### [Materials provided]
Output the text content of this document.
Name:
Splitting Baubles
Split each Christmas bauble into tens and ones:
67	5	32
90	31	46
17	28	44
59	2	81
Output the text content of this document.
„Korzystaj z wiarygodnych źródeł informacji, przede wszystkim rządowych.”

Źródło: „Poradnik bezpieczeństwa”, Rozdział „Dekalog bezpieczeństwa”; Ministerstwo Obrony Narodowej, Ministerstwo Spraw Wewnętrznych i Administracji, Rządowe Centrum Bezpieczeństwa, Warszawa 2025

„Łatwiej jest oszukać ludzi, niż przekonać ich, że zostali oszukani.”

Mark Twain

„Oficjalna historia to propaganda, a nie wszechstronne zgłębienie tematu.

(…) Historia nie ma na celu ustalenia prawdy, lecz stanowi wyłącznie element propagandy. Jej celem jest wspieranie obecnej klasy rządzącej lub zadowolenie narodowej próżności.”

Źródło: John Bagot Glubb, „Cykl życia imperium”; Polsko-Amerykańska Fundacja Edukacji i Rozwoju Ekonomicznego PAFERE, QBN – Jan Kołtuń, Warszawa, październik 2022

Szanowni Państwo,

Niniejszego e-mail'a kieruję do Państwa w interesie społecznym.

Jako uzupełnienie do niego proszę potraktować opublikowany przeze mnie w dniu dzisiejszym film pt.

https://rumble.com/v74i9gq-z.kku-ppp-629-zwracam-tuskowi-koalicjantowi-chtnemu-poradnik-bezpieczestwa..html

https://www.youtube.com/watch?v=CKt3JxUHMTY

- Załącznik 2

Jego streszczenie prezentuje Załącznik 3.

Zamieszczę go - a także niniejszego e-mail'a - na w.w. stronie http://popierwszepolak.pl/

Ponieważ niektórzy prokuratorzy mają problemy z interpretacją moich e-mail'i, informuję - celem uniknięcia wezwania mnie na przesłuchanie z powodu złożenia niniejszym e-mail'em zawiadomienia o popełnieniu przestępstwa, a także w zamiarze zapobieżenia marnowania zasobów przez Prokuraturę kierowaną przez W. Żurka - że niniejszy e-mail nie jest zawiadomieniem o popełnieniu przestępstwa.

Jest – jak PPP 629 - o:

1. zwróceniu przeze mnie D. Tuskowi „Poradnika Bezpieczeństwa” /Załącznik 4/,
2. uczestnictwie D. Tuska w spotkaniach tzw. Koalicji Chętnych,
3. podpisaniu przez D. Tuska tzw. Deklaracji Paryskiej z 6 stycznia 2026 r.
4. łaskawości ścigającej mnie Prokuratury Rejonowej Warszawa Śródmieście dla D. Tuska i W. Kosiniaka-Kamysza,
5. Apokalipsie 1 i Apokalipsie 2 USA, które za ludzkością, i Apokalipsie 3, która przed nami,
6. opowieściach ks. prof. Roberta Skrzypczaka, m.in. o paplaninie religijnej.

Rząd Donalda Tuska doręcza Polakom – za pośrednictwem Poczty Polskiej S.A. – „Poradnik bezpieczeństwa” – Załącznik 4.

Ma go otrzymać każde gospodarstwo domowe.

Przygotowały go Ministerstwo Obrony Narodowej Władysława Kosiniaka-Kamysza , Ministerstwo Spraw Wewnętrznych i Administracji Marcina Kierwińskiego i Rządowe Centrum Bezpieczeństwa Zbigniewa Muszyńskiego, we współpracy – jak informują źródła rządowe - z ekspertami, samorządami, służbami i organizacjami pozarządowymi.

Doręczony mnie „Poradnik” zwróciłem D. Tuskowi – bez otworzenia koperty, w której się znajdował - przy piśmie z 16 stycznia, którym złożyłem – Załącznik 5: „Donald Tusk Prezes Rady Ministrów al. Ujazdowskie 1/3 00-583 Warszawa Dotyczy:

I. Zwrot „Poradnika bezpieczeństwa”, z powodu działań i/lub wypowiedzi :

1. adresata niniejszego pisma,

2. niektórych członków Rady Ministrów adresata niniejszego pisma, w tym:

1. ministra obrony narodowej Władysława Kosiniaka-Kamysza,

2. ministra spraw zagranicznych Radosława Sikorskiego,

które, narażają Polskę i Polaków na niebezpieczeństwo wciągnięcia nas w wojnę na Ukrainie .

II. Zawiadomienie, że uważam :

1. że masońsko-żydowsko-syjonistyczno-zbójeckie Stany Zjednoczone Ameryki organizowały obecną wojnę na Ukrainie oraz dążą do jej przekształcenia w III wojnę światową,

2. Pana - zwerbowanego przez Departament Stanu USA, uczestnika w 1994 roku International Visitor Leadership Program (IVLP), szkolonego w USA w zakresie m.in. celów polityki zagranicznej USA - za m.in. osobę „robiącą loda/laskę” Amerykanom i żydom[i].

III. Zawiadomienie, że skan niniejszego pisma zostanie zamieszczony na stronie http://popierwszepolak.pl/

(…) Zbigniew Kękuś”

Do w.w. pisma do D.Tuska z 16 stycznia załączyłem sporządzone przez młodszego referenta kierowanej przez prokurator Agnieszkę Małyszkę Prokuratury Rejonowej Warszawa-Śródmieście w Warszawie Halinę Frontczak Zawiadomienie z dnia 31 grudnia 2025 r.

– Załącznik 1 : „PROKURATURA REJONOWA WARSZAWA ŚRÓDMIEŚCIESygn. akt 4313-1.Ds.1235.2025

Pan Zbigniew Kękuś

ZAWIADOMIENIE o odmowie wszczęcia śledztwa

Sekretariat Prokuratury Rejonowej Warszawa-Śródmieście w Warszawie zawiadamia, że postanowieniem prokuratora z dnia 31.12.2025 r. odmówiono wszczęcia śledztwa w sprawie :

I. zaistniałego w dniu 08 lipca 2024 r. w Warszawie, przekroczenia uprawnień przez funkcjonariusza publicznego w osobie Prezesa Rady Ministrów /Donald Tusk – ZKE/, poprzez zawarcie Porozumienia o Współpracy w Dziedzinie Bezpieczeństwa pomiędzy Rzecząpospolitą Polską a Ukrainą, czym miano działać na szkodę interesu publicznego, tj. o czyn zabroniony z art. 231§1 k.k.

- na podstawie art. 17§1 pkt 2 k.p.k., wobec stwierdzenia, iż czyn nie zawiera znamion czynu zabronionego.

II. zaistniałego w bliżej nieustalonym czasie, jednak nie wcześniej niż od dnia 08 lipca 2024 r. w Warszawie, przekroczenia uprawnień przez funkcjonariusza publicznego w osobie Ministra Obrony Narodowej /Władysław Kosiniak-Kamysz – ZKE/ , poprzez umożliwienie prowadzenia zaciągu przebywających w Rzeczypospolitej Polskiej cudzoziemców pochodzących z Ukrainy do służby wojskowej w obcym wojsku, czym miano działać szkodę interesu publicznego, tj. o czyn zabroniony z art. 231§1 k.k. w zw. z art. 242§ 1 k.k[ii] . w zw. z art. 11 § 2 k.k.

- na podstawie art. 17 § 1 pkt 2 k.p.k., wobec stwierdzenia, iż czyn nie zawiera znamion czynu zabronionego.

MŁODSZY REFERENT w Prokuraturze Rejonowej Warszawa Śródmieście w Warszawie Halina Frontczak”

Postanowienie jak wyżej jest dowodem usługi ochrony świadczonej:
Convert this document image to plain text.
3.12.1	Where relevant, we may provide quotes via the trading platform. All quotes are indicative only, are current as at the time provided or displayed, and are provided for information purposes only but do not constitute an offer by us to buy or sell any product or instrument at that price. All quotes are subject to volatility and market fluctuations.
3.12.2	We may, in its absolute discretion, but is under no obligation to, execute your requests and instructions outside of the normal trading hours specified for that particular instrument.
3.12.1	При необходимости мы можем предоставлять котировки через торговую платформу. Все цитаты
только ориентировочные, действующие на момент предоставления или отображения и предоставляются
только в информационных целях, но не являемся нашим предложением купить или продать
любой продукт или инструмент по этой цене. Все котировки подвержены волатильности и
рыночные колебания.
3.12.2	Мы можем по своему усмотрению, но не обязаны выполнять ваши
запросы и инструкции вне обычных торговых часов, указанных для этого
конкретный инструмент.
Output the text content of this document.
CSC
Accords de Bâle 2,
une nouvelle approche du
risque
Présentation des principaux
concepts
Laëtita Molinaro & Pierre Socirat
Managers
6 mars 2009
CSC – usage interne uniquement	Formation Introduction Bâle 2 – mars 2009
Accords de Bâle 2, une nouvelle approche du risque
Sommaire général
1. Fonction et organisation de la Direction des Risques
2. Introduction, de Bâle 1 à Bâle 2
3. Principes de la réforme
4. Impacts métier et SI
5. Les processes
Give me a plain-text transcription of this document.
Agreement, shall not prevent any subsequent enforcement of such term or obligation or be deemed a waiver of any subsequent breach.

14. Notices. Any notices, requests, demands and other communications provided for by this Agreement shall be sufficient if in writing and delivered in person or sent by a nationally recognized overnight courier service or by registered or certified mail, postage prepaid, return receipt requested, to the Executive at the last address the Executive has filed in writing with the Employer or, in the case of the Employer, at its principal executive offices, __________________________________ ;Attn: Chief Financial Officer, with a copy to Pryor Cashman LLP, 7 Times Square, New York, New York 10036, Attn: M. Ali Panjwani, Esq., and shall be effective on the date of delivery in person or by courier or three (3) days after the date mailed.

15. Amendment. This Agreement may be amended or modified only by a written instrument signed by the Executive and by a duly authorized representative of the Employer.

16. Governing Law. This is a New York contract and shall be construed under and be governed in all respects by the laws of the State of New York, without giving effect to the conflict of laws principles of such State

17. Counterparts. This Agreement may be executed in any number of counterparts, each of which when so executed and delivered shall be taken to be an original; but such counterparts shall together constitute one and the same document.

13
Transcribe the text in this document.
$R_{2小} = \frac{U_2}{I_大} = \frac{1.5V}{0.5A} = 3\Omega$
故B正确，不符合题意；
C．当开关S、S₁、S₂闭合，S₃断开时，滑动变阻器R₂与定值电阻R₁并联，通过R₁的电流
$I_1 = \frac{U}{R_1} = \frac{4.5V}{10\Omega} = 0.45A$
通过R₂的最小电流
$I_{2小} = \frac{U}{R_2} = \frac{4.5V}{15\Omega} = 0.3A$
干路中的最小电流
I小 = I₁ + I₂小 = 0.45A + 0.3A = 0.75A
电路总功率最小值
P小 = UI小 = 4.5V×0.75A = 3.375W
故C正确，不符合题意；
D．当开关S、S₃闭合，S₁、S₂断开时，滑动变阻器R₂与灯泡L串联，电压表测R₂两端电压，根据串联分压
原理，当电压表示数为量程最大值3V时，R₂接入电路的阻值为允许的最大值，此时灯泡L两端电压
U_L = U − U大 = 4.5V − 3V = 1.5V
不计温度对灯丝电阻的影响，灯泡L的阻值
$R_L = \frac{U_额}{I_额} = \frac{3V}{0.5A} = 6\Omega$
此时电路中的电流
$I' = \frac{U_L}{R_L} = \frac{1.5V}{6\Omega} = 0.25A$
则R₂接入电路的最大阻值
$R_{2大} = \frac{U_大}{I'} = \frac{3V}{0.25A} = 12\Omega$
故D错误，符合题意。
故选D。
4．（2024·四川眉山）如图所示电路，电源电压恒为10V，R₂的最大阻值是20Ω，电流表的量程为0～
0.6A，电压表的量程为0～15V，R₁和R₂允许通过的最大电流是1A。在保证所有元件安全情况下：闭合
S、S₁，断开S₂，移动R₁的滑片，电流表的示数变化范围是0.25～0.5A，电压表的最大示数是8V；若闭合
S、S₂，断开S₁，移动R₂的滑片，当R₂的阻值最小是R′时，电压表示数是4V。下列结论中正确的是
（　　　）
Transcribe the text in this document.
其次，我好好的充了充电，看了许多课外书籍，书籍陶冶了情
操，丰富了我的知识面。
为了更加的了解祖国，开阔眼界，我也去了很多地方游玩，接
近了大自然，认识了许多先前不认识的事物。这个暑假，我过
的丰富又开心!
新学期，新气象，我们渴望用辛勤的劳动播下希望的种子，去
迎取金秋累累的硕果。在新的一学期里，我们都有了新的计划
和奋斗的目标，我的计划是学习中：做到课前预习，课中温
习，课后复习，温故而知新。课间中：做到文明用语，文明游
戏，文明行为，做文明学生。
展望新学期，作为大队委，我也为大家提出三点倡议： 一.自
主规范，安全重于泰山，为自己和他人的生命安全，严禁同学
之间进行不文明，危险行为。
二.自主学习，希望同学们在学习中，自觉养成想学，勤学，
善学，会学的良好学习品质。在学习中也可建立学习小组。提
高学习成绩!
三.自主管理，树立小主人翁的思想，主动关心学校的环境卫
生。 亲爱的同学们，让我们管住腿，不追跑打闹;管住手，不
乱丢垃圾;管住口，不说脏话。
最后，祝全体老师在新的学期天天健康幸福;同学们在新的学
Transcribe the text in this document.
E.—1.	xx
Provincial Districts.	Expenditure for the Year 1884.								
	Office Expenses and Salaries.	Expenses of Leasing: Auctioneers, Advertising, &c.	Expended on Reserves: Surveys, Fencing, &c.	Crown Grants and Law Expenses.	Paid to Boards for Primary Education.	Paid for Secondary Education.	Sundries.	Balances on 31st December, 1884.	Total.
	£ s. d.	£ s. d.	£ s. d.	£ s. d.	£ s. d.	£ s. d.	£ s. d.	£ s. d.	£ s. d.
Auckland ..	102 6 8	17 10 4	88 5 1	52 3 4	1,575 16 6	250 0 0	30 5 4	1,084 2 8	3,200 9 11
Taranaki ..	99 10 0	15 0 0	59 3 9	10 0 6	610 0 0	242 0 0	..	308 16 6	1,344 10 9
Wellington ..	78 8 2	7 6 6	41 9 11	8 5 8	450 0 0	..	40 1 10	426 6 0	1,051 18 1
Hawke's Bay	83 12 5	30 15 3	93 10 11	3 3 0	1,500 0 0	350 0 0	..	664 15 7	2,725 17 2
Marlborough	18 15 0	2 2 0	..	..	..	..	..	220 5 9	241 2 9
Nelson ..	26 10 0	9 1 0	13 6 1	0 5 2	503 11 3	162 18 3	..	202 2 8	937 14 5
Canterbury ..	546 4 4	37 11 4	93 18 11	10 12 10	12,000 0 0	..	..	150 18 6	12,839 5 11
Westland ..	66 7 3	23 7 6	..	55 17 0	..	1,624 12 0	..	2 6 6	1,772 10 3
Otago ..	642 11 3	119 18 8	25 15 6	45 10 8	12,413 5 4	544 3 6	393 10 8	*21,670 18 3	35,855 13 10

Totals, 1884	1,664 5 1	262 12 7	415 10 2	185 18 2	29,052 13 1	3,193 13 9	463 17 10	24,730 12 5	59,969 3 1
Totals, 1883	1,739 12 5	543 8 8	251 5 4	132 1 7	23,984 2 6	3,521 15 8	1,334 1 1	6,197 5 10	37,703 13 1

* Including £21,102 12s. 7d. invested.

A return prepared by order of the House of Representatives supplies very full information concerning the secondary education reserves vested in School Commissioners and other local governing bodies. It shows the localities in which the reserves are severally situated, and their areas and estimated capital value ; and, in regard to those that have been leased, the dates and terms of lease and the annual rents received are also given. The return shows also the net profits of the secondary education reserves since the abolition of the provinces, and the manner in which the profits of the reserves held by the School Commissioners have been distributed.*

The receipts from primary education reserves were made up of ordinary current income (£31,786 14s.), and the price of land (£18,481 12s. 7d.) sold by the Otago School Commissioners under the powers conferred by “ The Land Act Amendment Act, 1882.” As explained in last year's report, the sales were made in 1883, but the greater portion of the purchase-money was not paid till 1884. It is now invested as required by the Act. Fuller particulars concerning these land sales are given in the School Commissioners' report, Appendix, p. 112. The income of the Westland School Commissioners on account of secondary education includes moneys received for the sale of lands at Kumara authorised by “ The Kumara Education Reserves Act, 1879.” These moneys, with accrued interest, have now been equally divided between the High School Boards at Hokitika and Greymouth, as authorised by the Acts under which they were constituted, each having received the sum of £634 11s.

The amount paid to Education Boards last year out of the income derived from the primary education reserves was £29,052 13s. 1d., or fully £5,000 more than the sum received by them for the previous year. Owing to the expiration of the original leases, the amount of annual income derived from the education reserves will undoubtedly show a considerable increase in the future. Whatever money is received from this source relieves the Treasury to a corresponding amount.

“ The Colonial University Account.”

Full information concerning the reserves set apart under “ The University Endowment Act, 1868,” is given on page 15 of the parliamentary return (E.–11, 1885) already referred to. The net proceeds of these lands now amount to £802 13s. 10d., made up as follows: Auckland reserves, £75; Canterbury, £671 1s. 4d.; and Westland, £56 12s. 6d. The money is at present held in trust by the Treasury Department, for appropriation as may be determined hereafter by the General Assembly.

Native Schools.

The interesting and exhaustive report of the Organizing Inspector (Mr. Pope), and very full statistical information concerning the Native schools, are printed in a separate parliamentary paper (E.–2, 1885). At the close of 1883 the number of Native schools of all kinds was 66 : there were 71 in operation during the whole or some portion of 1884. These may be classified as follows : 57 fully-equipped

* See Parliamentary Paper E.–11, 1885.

### [Given instruction]
Gather every line from the listing above in which "Tuska" appears, and copy those lines.

### [Final answer]
2. uczestnictwie D. Tuska w spotkaniach tzw. Koalicji Chętnych,
3. podpisaniu przez D. Tuska tzw. Deklaracji Paryskiej z 6 stycznia 2026 r.
4. łaskawości ścigającej mnie Prokuratury Rejonowej Warszawa Śródmieście dla D. Tuska i W. Kosiniaka-Kamysza,
Rząd Donalda Tuska doręcza Polakom – za pośrednictwem Poczty Polskiej S.A. – „Poradnik bezpieczeństwa” – Załącznik 4.
Do w.w. pisma do D.Tuska z 16 stycznia załączyłem sporządzone przez młodszego referenta kierowanej przez prokurator Agnieszkę Małyszkę Prokuratury Rejonowej Warszawa-Śródmieście w Warszawie Halinę Frontczak Zawiadomienie z dnia 31 grudnia 2025 r.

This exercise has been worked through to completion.